### What the task asks:
Print every entry exactly as written.

### Supplied data:
☆ ☆ ☆ ☆ ☆ ☆ ☆

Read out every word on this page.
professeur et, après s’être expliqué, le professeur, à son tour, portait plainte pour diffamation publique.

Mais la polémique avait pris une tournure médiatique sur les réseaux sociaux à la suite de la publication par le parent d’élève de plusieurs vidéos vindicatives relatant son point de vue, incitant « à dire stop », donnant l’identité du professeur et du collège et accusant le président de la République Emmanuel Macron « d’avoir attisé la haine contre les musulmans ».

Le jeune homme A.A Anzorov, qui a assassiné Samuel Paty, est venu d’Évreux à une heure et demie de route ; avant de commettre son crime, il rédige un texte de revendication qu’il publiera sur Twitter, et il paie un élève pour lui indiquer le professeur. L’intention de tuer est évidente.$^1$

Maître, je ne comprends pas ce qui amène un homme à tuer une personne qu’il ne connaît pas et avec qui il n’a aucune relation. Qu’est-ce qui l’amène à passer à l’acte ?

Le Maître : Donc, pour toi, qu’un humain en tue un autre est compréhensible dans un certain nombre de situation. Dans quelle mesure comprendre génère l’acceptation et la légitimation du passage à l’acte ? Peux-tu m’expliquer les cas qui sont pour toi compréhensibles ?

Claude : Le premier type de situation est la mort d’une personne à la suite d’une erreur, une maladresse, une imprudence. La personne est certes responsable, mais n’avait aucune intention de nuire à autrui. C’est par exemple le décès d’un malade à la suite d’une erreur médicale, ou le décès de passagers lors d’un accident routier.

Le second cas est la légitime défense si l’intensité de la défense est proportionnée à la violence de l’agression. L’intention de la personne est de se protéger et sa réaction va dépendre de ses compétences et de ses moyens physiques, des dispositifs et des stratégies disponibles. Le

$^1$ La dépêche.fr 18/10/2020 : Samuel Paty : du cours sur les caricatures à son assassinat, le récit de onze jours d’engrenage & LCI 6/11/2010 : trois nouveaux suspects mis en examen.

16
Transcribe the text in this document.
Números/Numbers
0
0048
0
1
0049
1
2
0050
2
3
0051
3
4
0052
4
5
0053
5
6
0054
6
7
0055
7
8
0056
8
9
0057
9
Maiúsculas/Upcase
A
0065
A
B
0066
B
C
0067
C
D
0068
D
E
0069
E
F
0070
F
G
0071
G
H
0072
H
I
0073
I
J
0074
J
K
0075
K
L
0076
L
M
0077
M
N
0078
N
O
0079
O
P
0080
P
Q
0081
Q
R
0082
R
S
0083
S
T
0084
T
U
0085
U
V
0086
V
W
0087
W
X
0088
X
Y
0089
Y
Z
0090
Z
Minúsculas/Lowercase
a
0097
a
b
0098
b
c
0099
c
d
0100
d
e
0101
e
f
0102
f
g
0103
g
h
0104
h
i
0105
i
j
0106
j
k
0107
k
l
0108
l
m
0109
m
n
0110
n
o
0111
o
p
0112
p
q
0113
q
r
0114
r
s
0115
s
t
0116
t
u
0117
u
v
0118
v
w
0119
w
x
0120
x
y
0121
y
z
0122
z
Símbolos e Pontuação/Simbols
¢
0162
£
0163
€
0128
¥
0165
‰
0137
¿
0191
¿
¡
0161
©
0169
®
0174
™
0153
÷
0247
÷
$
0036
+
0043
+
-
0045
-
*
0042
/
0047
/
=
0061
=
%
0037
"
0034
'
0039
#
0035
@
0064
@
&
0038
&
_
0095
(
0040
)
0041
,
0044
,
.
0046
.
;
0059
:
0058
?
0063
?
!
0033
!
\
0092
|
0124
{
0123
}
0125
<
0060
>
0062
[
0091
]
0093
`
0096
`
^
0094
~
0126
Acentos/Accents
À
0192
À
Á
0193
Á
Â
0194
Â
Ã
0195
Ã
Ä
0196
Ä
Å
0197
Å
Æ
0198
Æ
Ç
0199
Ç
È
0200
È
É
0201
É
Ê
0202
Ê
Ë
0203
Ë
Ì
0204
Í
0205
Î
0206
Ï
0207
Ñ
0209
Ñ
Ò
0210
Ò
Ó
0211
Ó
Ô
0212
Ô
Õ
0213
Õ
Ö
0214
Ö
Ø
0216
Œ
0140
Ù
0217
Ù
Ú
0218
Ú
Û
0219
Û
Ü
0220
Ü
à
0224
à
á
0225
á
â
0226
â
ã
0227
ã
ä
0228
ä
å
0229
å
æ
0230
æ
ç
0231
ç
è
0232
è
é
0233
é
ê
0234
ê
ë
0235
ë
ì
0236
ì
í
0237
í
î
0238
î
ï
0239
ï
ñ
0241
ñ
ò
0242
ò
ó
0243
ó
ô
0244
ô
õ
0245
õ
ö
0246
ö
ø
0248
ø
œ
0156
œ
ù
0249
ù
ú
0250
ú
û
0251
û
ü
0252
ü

☆ ☆ ☆ ☆ ☆ ☆ ☆

### Problem solution:
Read out every word on this page.
professeur et, après s’être expliqué, le professeur, à son tour, portait plainte pour diffamation publique.

Mais la polémique avait pris une tournure médiatique sur les réseaux sociaux à la suite de la publication par le parent d’élève de plusieurs vidéos vindicatives relatant son point de vue, incitant « à dire stop », donnant l’identité du professeur et du collège et accusant le président de la République Emmanuel Macron « d’avoir attisé la haine contre les musulmans ».

Le jeune homme A.A Anzorov, qui a assassiné Samuel Paty, est venu d’Évreux à une heure et demie de route ; avant de commettre son crime, il rédige un texte de revendication qu’il publiera sur Twitter, et il paie un élève pour lui indiquer le professeur. L’intention de tuer est évidente.$^1$

Maître, je ne comprends pas ce qui amène un homme à tuer une personne qu’il ne connaît pas et avec qui il n’a aucune relation. Qu’est-ce qui l’amène à passer à l’acte ?

Le Maître : Donc, pour toi, qu’un humain en tue un autre est compréhensible dans un certain nombre de situation. Dans quelle mesure comprendre génère l’acceptation et la légitimation du passage à l’acte ? Peux-tu m’expliquer les cas qui sont pour toi compréhensibles ?

Claude : Le premier type de situation est la mort d’une personne à la suite d’une erreur, une maladresse, une imprudence. La personne est certes responsable, mais n’avait aucune intention de nuire à autrui. C’est par exemple le décès d’un malade à la suite d’une erreur médicale, ou le décès de passagers lors d’un accident routier.

Le second cas est la légitime défense si l’intensité de la défense est proportionnée à la violence de l’agression. L’intention de la personne est de se protéger et sa réaction va dépendre de ses compétences et de ses moyens physiques, des dispositifs et des stratégies disponibles. Le

$^1$ La dépêche.fr 18/10/2020 : Samuel Paty : du cours sur les caricatures à son assassinat, le récit de onze jours d’engrenage & LCI 6/11/2010 : trois nouveaux suspects mis en examen.

16
Transcribe the text in this document.
Números/Numbers
0
0048
0
1
0049
1
2
0050
2
3
0051
3
4
0052
4
5
0053
5
6
0054
6
7
0055
7
8
0056
8
9
0057
9
Maiúsculas/Upcase
A
0065
A
B
0066
B
C
0067
C
D
0068
D
E
0069
E
F
0070
F
G
0071
G
H
0072
H
I
0073
I
J
0074
J
K
0075
K
L
0076
L
M
0077
M
N
0078
N
O
0079
O
P
0080
P
Q
0081
Q
R
0082
R
S
0083
S
T
0084
T
U
0085
U
V
0086
V
W
0087
W
X
0088
X
Y
0089
Y
Z
0090
Z
Minúsculas/Lowercase
a
0097
a
b
0098
b
c
0099
c
d
0100
d
e
0101
e
f
0102
f
g
0103
g
h
0104
h
i
0105
i
j
0106
j
k
0107
k
l
0108
l
m
0109
m
n
0110
n
o
0111
o
p
0112
p
q
0113
q
r
0114
r
s
0115
s
t
0116
t
u
0117
u
v
0118
v
w
0119
w
x
0120
x
y
0121
y
z
0122
z
Símbolos e Pontuação/Simbols
¢
0162
£
0163
€
0128
¥
0165
‰
0137
¿
0191
¿
¡
0161
©
0169
®
0174
™
0153
÷
0247
÷
$
0036
+
0043
+
-
0045
-
*
0042
/
0047
/
=
0061
=
%
0037
"
0034
'
0039
#
0035
@
0064
@
&
0038
&
_
0095
(
0040
)
0041
,
0044
,
.
0046
.
;
0059
:
0058
?
0063
?
!
0033
!
\
0092
|
0124
{
0123
}
0125
<
0060
>
0062
[
0091
]
0093
`
0096
`
^
0094
~
0126
Acentos/Accents
À
0192
À
Á
0193
Á
Â
0194
Â
Ã
0195
Ã
Ä
0196
Ä
Å
0197
Å
Æ
0198
Æ
Ç
0199
Ç
È
0200
È
É
0201
É
Ê
0202
Ê
Ë
0203
Ë
Ì
0204
Í
0205
Î
0206
Ï
0207
Ñ
0209
Ñ
Ò
0210
Ò
Ó
0211
Ó
Ô
0212
Ô
Õ
0213
Õ
Ö
0214
Ö
Ø
0216
Œ
0140
Ù
0217
Ù
Ú
0218
Ú
Û
0219
Û
Ü
0220
Ü
à
0224
à
á
0225
á
â
0226
â
ã
0227
ã
ä
0228
ä
å
0229
å
æ
0230
æ
ç
0231
ç
è
0232
è
é
0233
é
ê
0234
ê
ë
0235
ë
ì
0236
ì
í
0237
í
î
0238
î
ï
0239
ï
ñ
0241
ñ
ò
0242
ò
ó
0243
ó
ô
0244
ô
õ
0245
õ
ö
0246
ö
ø
0248
ø
œ
0156
œ
ù
0249
ù
ú
0250
ú
û
0251
û
ü
0252
ü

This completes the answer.